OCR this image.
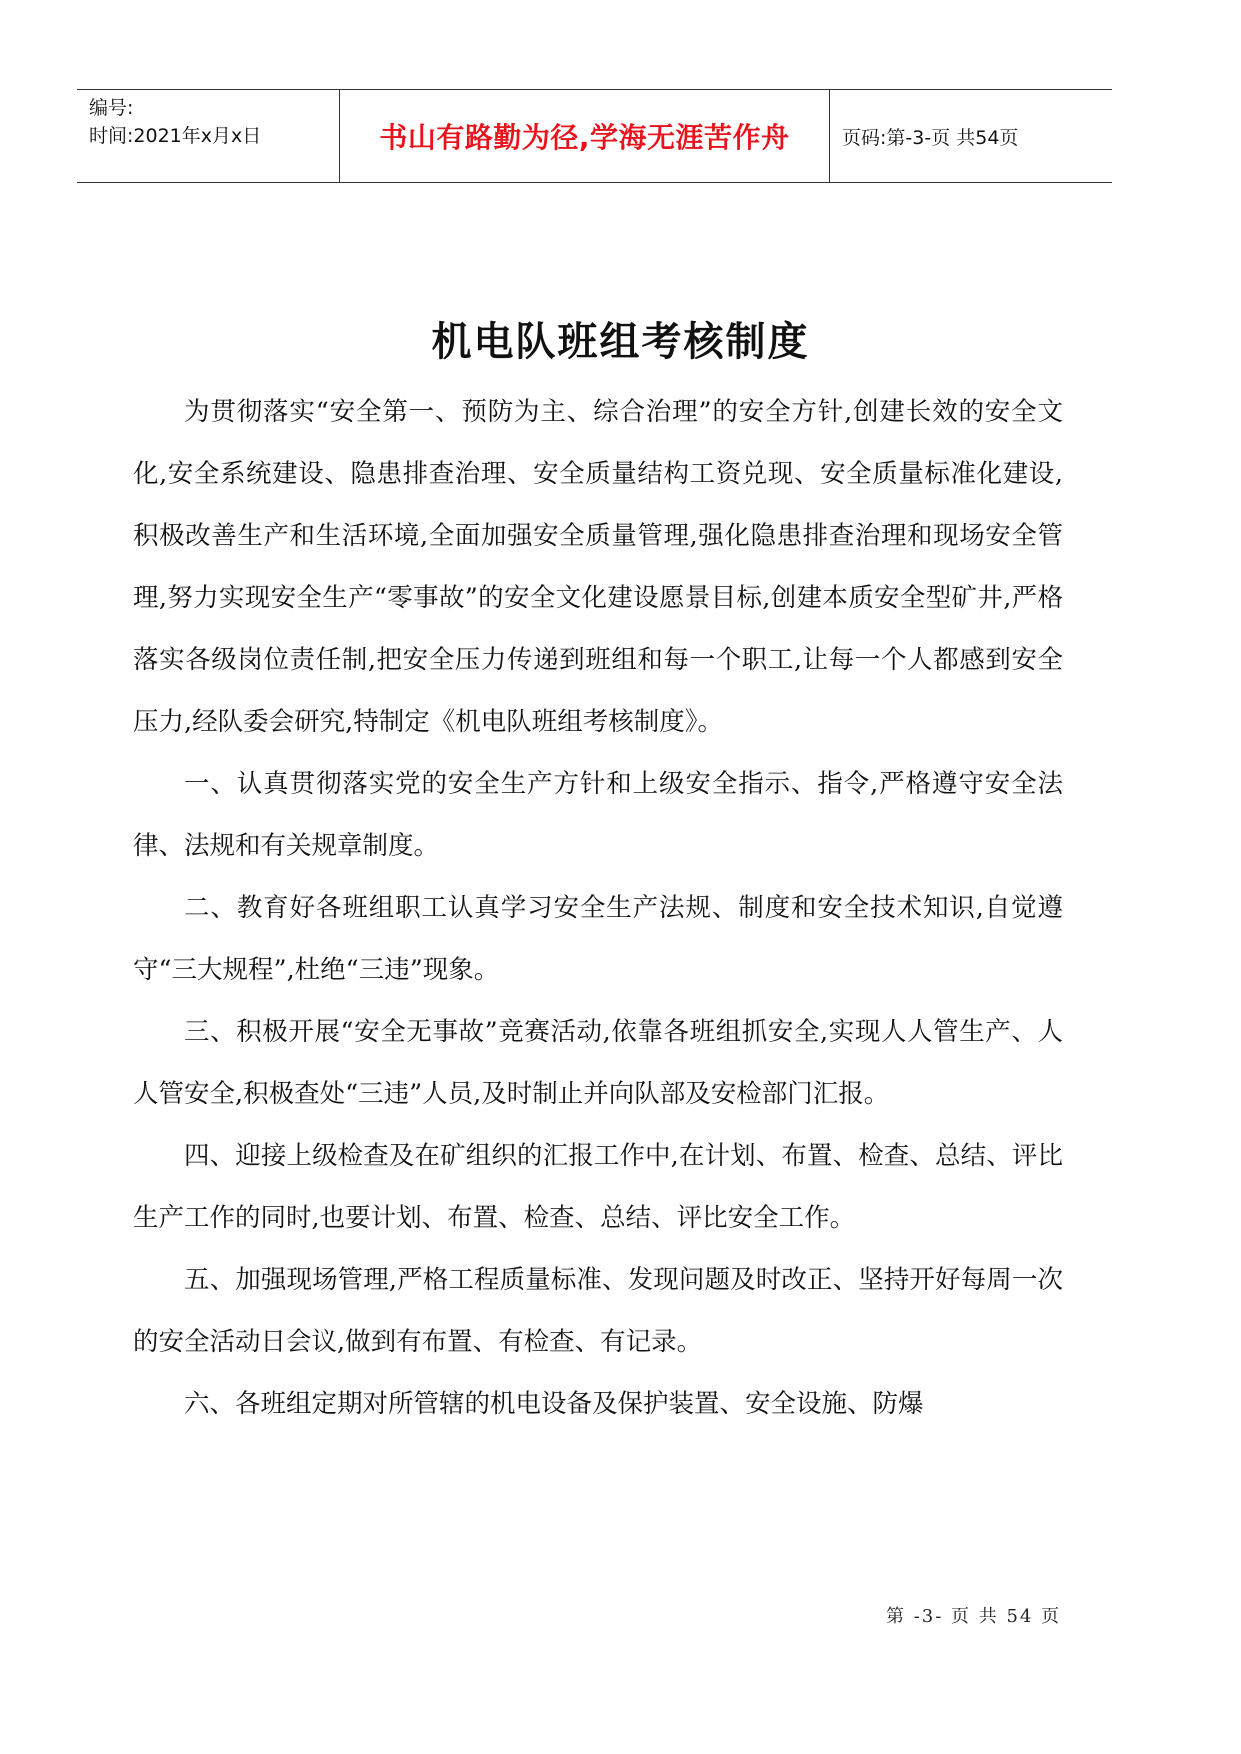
编号:
时间:2021年x月x日	书山有路勤为径,学海无涯苦作舟	页码:第-3-页 共54页
机电队班组考核制度

为贯彻落实“安全第一、预防为主、综合治理”的安全方针,创建长效的安全文化,安全系统建设、隐患排查治理、安全质量结构工资兑现、安全质量标准化建设,积极改善生产和生活环境,全面加强安全质量管理,强化隐患排查治理和现场安全管理,努力实现安全生产“零事故”的安全文化建设愿景目标,创建本质安全型矿井,严格落实各级岗位责任制,把安全压力传递到班组和每一个职工,让每一个人都感到安全压力,经队委会研究,特制定《机电队班组考核制度》。

一、认真贯彻落实党的安全生产方针和上级安全指示、指令,严格遵守安全法律、法规和有关规章制度。

二、教育好各班组职工认真学习安全生产法规、制度和安全技术知识,自觉遵守“三大规程”,杜绝“三违”现象。

三、积极开展“安全无事故”竞赛活动,依靠各班组抓安全,实现人人管生产、人人管安全,积极查处“三违”人员,及时制止并向队部及安检部门汇报。

四、迎接上级检查及在矿组织的汇报工作中,在计划、布置、检查、总结、评比生产工作的同时,也要计划、布置、检查、总结、评比安全工作。

五、加强现场管理,严格工程质量标准、发现问题及时改正、坚持开好每周一次的安全活动日会议,做到有布置、有检查、有记录。

六、各班组定期对所管辖的机电设备及保护装置、安全设施、防爆

第 -3- 页 共 54 页
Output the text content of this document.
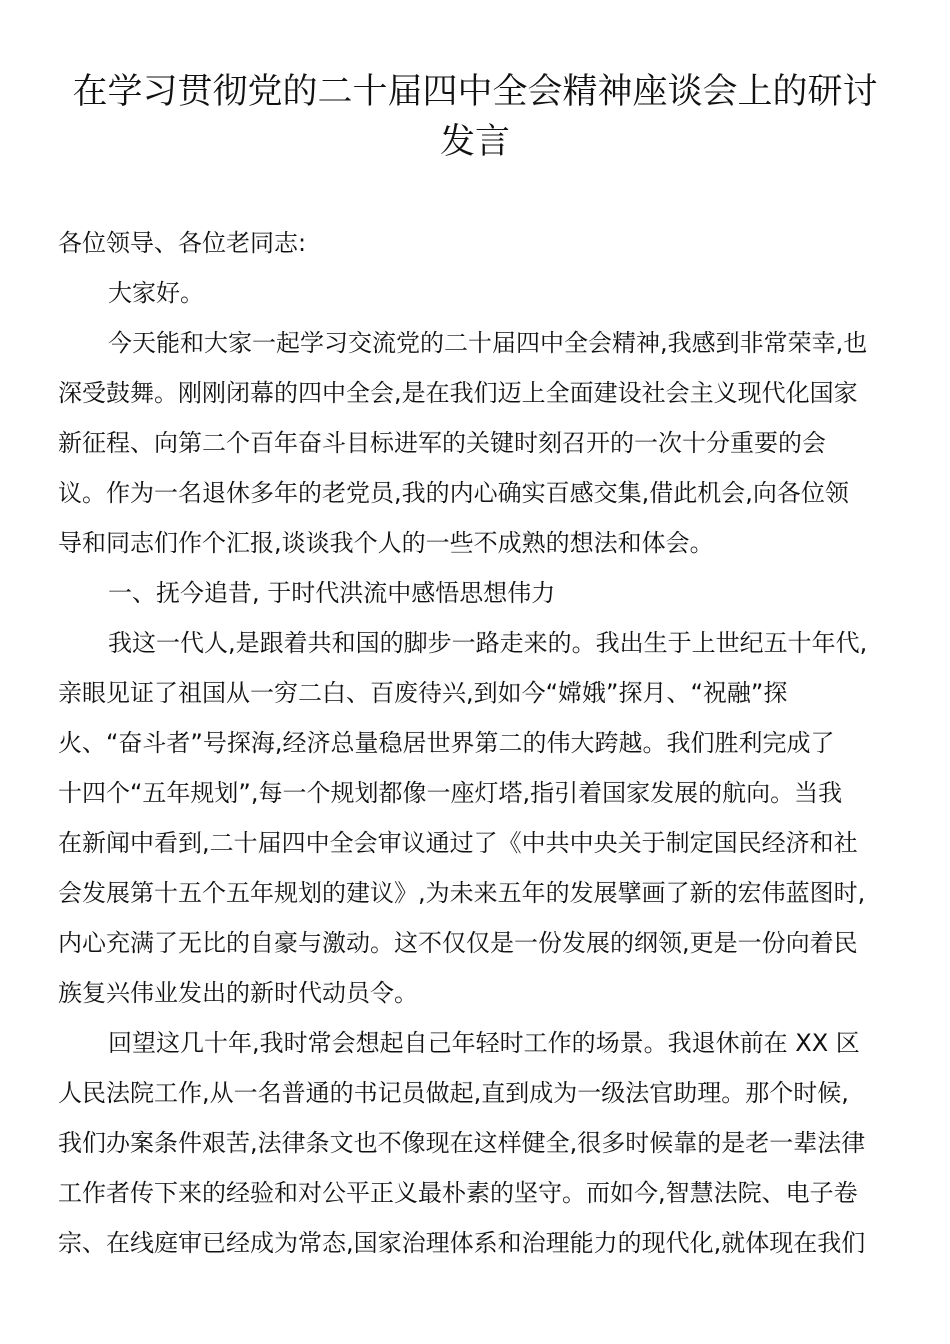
在学习贯彻党的二十届四中全会精神座谈会上的研讨
发言
各位领导、各位老同志:
大家好。
今天能和大家一起学习交流党的二十届四中全会精神,我感到非常荣幸,也
深受鼓舞。刚刚闭幕的四中全会,是在我们迈上全面建设社会主义现代化国家
新征程、向第二个百年奋斗目标进军的关键时刻召开的一次十分重要的会
议。作为一名退休多年的老党员,我的内心确实百感交集,借此机会,向各位领
导和同志们作个汇报,谈谈我个人的一些不成熟的想法和体会。
一、抚今追昔, 于时代洪流中感悟思想伟力
我这一代人,是跟着共和国的脚步一路走来的。我出生于上世纪五十年代,
亲眼见证了祖国从一穷二白、百废待兴,到如今“嫦娥”探月、“祝融”探
火、“奋斗者”号探海,经济总量稳居世界第二的伟大跨越。我们胜利完成了
十四个“五年规划”,每一个规划都像一座灯塔,指引着国家发展的航向。当我
在新闻中看到,二十届四中全会审议通过了《中共中央关于制定国民经济和社
会发展第十五个五年规划的建议》,为未来五年的发展擘画了新的宏伟蓝图时,
内心充满了无比的自豪与激动。这不仅仅是一份发展的纲领,更是一份向着民
族复兴伟业发出的新时代动员令。
回望这几十年,我时常会想起自己年轻时工作的场景。我退休前在 XX 区
人民法院工作,从一名普通的书记员做起,直到成为一级法官助理。那个时候,
我们办案条件艰苦,法律条文也不像现在这样健全,很多时候靠的是老一辈法律
工作者传下来的经验和对公平正义最朴素的坚守。而如今,智慧法院、电子卷
宗、在线庭审已经成为常态,国家治理体系和治理能力的现代化,就体现在我们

- **Work to be completed**
Output all of the records exactly as they appear above, but not the pictures.

- **Exercise result**
OCR this image.
编号:
时间:2021年x月x日	书山有路勤为径,学海无涯苦作舟	页码:第-3-页 共54页
机电队班组考核制度

为贯彻落实“安全第一、预防为主、综合治理”的安全方针,创建长效的安全文化,安全系统建设、隐患排查治理、安全质量结构工资兑现、安全质量标准化建设,积极改善生产和生活环境,全面加强安全质量管理,强化隐患排查治理和现场安全管理,努力实现安全生产“零事故”的安全文化建设愿景目标,创建本质安全型矿井,严格落实各级岗位责任制,把安全压力传递到班组和每一个职工,让每一个人都感到安全压力,经队委会研究,特制定《机电队班组考核制度》。

一、认真贯彻落实党的安全生产方针和上级安全指示、指令,严格遵守安全法律、法规和有关规章制度。

二、教育好各班组职工认真学习安全生产法规、制度和安全技术知识,自觉遵守“三大规程”,杜绝“三违”现象。

三、积极开展“安全无事故”竞赛活动,依靠各班组抓安全,实现人人管生产、人人管安全,积极查处“三违”人员,及时制止并向队部及安检部门汇报。

四、迎接上级检查及在矿组织的汇报工作中,在计划、布置、检查、总结、评比生产工作的同时,也要计划、布置、检查、总结、评比安全工作。

五、加强现场管理,严格工程质量标准、发现问题及时改正、坚持开好每周一次的安全活动日会议,做到有布置、有检查、有记录。

六、各班组定期对所管辖的机电设备及保护装置、安全设施、防爆

第 -3- 页 共 54 页
Output the text content of this document.
在学习贯彻党的二十届四中全会精神座谈会上的研讨
发言
各位领导、各位老同志:
大家好。
今天能和大家一起学习交流党的二十届四中全会精神,我感到非常荣幸,也
深受鼓舞。刚刚闭幕的四中全会,是在我们迈上全面建设社会主义现代化国家
新征程、向第二个百年奋斗目标进军的关键时刻召开的一次十分重要的会
议。作为一名退休多年的老党员,我的内心确实百感交集,借此机会,向各位领
导和同志们作个汇报,谈谈我个人的一些不成熟的想法和体会。
一、抚今追昔, 于时代洪流中感悟思想伟力
我这一代人,是跟着共和国的脚步一路走来的。我出生于上世纪五十年代,
亲眼见证了祖国从一穷二白、百废待兴,到如今“嫦娥”探月、“祝融”探
火、“奋斗者”号探海,经济总量稳居世界第二的伟大跨越。我们胜利完成了
十四个“五年规划”,每一个规划都像一座灯塔,指引着国家发展的航向。当我
在新闻中看到,二十届四中全会审议通过了《中共中央关于制定国民经济和社
会发展第十五个五年规划的建议》,为未来五年的发展擘画了新的宏伟蓝图时,
内心充满了无比的自豪与激动。这不仅仅是一份发展的纲领,更是一份向着民
族复兴伟业发出的新时代动员令。
回望这几十年,我时常会想起自己年轻时工作的场景。我退休前在 XX 区
人民法院工作,从一名普通的书记员做起,直到成为一级法官助理。那个时候,
我们办案条件艰苦,法律条文也不像现在这样健全,很多时候靠的是老一辈法律
工作者传下来的经验和对公平正义最朴素的坚守。而如今,智慧法院、电子卷
宗、在线庭审已经成为常态,国家治理体系和治理能力的现代化,就体现在我们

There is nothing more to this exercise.